* Problem statement *
Would you quote the material below in full and unchanged?

>> START Exercise inputs

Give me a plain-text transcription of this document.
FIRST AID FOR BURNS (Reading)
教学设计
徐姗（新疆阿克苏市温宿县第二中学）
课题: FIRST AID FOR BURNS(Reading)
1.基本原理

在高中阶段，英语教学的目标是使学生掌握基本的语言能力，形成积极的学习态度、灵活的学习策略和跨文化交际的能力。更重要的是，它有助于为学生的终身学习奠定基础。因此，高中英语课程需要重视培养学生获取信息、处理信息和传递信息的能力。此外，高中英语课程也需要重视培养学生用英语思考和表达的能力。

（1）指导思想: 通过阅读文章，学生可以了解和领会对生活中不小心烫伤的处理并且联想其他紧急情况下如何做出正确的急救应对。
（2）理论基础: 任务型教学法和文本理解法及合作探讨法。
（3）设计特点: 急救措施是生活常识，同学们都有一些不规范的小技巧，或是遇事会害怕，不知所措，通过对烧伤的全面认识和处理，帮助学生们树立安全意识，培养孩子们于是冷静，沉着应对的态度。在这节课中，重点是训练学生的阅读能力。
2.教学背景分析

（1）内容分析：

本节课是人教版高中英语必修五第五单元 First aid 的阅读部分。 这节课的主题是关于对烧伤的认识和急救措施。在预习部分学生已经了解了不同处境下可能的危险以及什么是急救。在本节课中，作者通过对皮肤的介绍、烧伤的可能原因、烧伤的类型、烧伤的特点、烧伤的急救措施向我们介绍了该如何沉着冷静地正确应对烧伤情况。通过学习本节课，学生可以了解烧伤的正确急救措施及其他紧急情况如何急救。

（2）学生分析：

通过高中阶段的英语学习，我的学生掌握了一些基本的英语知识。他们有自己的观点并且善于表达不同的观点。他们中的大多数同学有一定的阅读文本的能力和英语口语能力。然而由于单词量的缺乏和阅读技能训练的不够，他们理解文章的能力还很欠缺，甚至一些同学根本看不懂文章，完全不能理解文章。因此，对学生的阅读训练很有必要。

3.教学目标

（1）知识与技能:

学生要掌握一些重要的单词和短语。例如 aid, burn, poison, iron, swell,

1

>> END Exercise inputs

* Response *
Give me a plain-text transcription of this document.
FIRST AID FOR BURNS (Reading)
教学设计
徐姗（新疆阿克苏市温宿县第二中学）
课题: FIRST AID FOR BURNS(Reading)
1.基本原理

在高中阶段，英语教学的目标是使学生掌握基本的语言能力，形成积极的学习态度、灵活的学习策略和跨文化交际的能力。更重要的是，它有助于为学生的终身学习奠定基础。因此，高中英语课程需要重视培养学生获取信息、处理信息和传递信息的能力。此外，高中英语课程也需要重视培养学生用英语思考和表达的能力。

（1）指导思想: 通过阅读文章，学生可以了解和领会对生活中不小心烫伤的处理并且联想其他紧急情况下如何做出正确的急救应对。
（2）理论基础: 任务型教学法和文本理解法及合作探讨法。
（3）设计特点: 急救措施是生活常识，同学们都有一些不规范的小技巧，或是遇事会害怕，不知所措，通过对烧伤的全面认识和处理，帮助学生们树立安全意识，培养孩子们于是冷静，沉着应对的态度。在这节课中，重点是训练学生的阅读能力。
2.教学背景分析

（1）内容分析：

本节课是人教版高中英语必修五第五单元 First aid 的阅读部分。 这节课的主题是关于对烧伤的认识和急救措施。在预习部分学生已经了解了不同处境下可能的危险以及什么是急救。在本节课中，作者通过对皮肤的介绍、烧伤的可能原因、烧伤的类型、烧伤的特点、烧伤的急救措施向我们介绍了该如何沉着冷静地正确应对烧伤情况。通过学习本节课，学生可以了解烧伤的正确急救措施及其他紧急情况如何急救。

（2）学生分析：

通过高中阶段的英语学习，我的学生掌握了一些基本的英语知识。他们有自己的观点并且善于表达不同的观点。他们中的大多数同学有一定的阅读文本的能力和英语口语能力。然而由于单词量的缺乏和阅读技能训练的不够，他们理解文章的能力还很欠缺，甚至一些同学根本看不懂文章，完全不能理解文章。因此，对学生的阅读训练很有必要。

3.教学目标

（1）知识与技能:

学生要掌握一些重要的单词和短语。例如 aid, burn, poison, iron, swell,

1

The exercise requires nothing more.